◆ WORK INSTRUCTION ◆
Restate the entries below word for word, leaving nothing out.

┄┄┄┄┄┄┄┄┄┄┄┄┄┄┄┄┄┄┄┄

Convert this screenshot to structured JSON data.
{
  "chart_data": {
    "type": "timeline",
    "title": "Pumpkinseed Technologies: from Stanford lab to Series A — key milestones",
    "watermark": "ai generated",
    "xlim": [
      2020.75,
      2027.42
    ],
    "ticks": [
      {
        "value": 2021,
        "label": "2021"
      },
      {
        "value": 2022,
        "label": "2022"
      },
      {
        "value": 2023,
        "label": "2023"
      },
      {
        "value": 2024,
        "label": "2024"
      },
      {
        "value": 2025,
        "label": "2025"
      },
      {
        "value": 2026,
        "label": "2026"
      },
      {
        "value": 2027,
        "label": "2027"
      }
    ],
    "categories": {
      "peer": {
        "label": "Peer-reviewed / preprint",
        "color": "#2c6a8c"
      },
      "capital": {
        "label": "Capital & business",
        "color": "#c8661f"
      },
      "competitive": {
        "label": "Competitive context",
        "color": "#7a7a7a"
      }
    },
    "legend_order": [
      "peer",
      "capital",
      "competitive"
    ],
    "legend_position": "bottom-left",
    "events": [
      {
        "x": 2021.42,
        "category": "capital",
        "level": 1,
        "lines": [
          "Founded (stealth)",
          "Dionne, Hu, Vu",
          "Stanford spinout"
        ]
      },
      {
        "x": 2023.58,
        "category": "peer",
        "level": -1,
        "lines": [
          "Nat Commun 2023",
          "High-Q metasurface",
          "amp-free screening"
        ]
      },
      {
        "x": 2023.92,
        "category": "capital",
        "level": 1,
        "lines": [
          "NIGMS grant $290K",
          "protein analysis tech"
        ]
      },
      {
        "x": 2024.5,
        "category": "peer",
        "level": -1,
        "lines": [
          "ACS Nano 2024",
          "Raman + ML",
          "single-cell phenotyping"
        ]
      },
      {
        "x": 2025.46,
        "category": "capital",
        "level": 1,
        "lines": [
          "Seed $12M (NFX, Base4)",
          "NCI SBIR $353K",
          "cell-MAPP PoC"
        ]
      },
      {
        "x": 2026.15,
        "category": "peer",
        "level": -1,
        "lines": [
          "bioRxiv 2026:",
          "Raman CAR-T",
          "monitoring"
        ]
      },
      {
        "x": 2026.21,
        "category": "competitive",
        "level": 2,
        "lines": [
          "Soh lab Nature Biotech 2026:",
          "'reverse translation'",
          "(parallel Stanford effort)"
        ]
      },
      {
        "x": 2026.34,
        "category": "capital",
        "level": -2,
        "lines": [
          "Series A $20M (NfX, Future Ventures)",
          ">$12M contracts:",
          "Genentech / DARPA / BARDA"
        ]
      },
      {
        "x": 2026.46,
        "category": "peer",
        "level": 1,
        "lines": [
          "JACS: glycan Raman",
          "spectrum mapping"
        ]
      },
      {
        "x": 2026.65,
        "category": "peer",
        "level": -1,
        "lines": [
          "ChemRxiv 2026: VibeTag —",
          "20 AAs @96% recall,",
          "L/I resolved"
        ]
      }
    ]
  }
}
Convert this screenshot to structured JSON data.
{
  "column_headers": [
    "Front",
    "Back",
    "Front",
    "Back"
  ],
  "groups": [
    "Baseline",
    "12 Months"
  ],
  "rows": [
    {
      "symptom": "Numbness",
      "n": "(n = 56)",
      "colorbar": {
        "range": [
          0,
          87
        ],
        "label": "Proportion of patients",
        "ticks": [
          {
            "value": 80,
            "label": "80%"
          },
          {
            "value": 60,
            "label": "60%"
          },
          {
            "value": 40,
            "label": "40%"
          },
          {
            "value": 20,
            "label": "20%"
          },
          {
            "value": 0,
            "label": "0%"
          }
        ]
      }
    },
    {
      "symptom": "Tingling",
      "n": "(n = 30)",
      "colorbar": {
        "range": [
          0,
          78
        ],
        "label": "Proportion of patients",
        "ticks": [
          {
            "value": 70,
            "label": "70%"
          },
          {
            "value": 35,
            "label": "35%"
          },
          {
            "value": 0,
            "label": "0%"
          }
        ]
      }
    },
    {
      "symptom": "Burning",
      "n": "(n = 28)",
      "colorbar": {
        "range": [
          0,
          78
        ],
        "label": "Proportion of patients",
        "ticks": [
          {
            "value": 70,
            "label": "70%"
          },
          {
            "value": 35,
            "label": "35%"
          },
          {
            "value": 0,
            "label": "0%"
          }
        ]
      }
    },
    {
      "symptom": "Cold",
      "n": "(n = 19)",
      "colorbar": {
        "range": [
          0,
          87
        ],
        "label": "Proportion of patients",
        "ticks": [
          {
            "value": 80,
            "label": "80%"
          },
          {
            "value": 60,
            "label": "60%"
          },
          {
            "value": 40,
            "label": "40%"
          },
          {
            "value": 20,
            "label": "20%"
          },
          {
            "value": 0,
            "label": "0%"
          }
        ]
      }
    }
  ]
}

┄┄┄┄┄┄┄┄┄┄┄┄┄┄┄┄┄┄┄┄

◆ ANSWER TO THIS PROBLEM ◆
Convert this screenshot to structured JSON data.
{
  "chart_data": {
    "type": "timeline",
    "title": "Pumpkinseed Technologies: from Stanford lab to Series A — key milestones",
    "watermark": "ai generated",
    "xlim": [
      2020.75,
      2027.42
    ],
    "ticks": [
      {
        "value": 2021,
        "label": "2021"
      },
      {
        "value": 2022,
        "label": "2022"
      },
      {
        "value": 2023,
        "label": "2023"
      },
      {
        "value": 2024,
        "label": "2024"
      },
      {
        "value": 2025,
        "label": "2025"
      },
      {
        "value": 2026,
        "label": "2026"
      },
      {
        "value": 2027,
        "label": "2027"
      }
    ],
    "categories": {
      "peer": {
        "label": "Peer-reviewed / preprint",
        "color": "#2c6a8c"
      },
      "capital": {
        "label": "Capital & business",
        "color": "#c8661f"
      },
      "competitive": {
        "label": "Competitive context",
        "color": "#7a7a7a"
      }
    },
    "legend_order": [
      "peer",
      "capital",
      "competitive"
    ],
    "legend_position": "bottom-left",
    "events": [
      {
        "x": 2021.42,
        "category": "capital",
        "level": 1,
        "lines": [
          "Founded (stealth)",
          "Dionne, Hu, Vu",
          "Stanford spinout"
        ]
      },
      {
        "x": 2023.58,
        "category": "peer",
        "level": -1,
        "lines": [
          "Nat Commun 2023",
          "High-Q metasurface",
          "amp-free screening"
        ]
      },
      {
        "x": 2023.92,
        "category": "capital",
        "level": 1,
        "lines": [
          "NIGMS grant $290K",
          "protein analysis tech"
        ]
      },
      {
        "x": 2024.5,
        "category": "peer",
        "level": -1,
        "lines": [
          "ACS Nano 2024",
          "Raman + ML",
          "single-cell phenotyping"
        ]
      },
      {
        "x": 2025.46,
        "category": "capital",
        "level": 1,
        "lines": [
          "Seed $12M (NFX, Base4)",
          "NCI SBIR $353K",
          "cell-MAPP PoC"
        ]
      },
      {
        "x": 2026.15,
        "category": "peer",
        "level": -1,
        "lines": [
          "bioRxiv 2026:",
          "Raman CAR-T",
          "monitoring"
        ]
      },
      {
        "x": 2026.21,
        "category": "competitive",
        "level": 2,
        "lines": [
          "Soh lab Nature Biotech 2026:",
          "'reverse translation'",
          "(parallel Stanford effort)"
        ]
      },
      {
        "x": 2026.34,
        "category": "capital",
        "level": -2,
        "lines": [
          "Series A $20M (NfX, Future Ventures)",
          ">$12M contracts:",
          "Genentech / DARPA / BARDA"
        ]
      },
      {
        "x": 2026.46,
        "category": "peer",
        "level": 1,
        "lines": [
          "JACS: glycan Raman",
          "spectrum mapping"
        ]
      },
      {
        "x": 2026.65,
        "category": "peer",
        "level": -1,
        "lines": [
          "ChemRxiv 2026: VibeTag —",
          "20 AAs @96% recall,",
          "L/I resolved"
        ]
      }
    ]
  }
}
Convert this screenshot to structured JSON data.
{
  "column_headers": [
    "Front",
    "Back",
    "Front",
    "Back"
  ],
  "groups": [
    "Baseline",
    "12 Months"
  ],
  "rows": [
    {
      "symptom": "Numbness",
      "n": "(n = 56)",
      "colorbar": {
        "range": [
          0,
          87
        ],
        "label": "Proportion of patients",
        "ticks": [
          {
            "value": 80,
            "label": "80%"
          },
          {
            "value": 60,
            "label": "60%"
          },
          {
            "value": 40,
            "label": "40%"
          },
          {
            "value": 20,
            "label": "20%"
          },
          {
            "value": 0,
            "label": "0%"
          }
        ]
      }
    },
    {
      "symptom": "Tingling",
      "n": "(n = 30)",
      "colorbar": {
        "range": [
          0,
          78
        ],
        "label": "Proportion of patients",
        "ticks": [
          {
            "value": 70,
            "label": "70%"
          },
          {
            "value": 35,
            "label": "35%"
          },
          {
            "value": 0,
            "label": "0%"
          }
        ]
      }
    },
    {
      "symptom": "Burning",
      "n": "(n = 28)",
      "colorbar": {
        "range": [
          0,
          78
        ],
        "label": "Proportion of patients",
        "ticks": [
          {
            "value": 70,
            "label": "70%"
          },
          {
            "value": 35,
            "label": "35%"
          },
          {
            "value": 0,
            "label": "0%"
          }
        ]
      }
    },
    {
      "symptom": "Cold",
      "n": "(n = 19)",
      "colorbar": {
        "range": [
          0,
          87
        ],
        "label": "Proportion of patients",
        "ticks": [
          {
            "value": 80,
            "label": "80%"
          },
          {
            "value": 60,
            "label": "60%"
          },
          {
            "value": 40,
            "label": "40%"
          },
          {
            "value": 20,
            "label": "20%"
          },
          {
            "value": 0,
            "label": "0%"
          }
        ]
      }
    }
  ]
}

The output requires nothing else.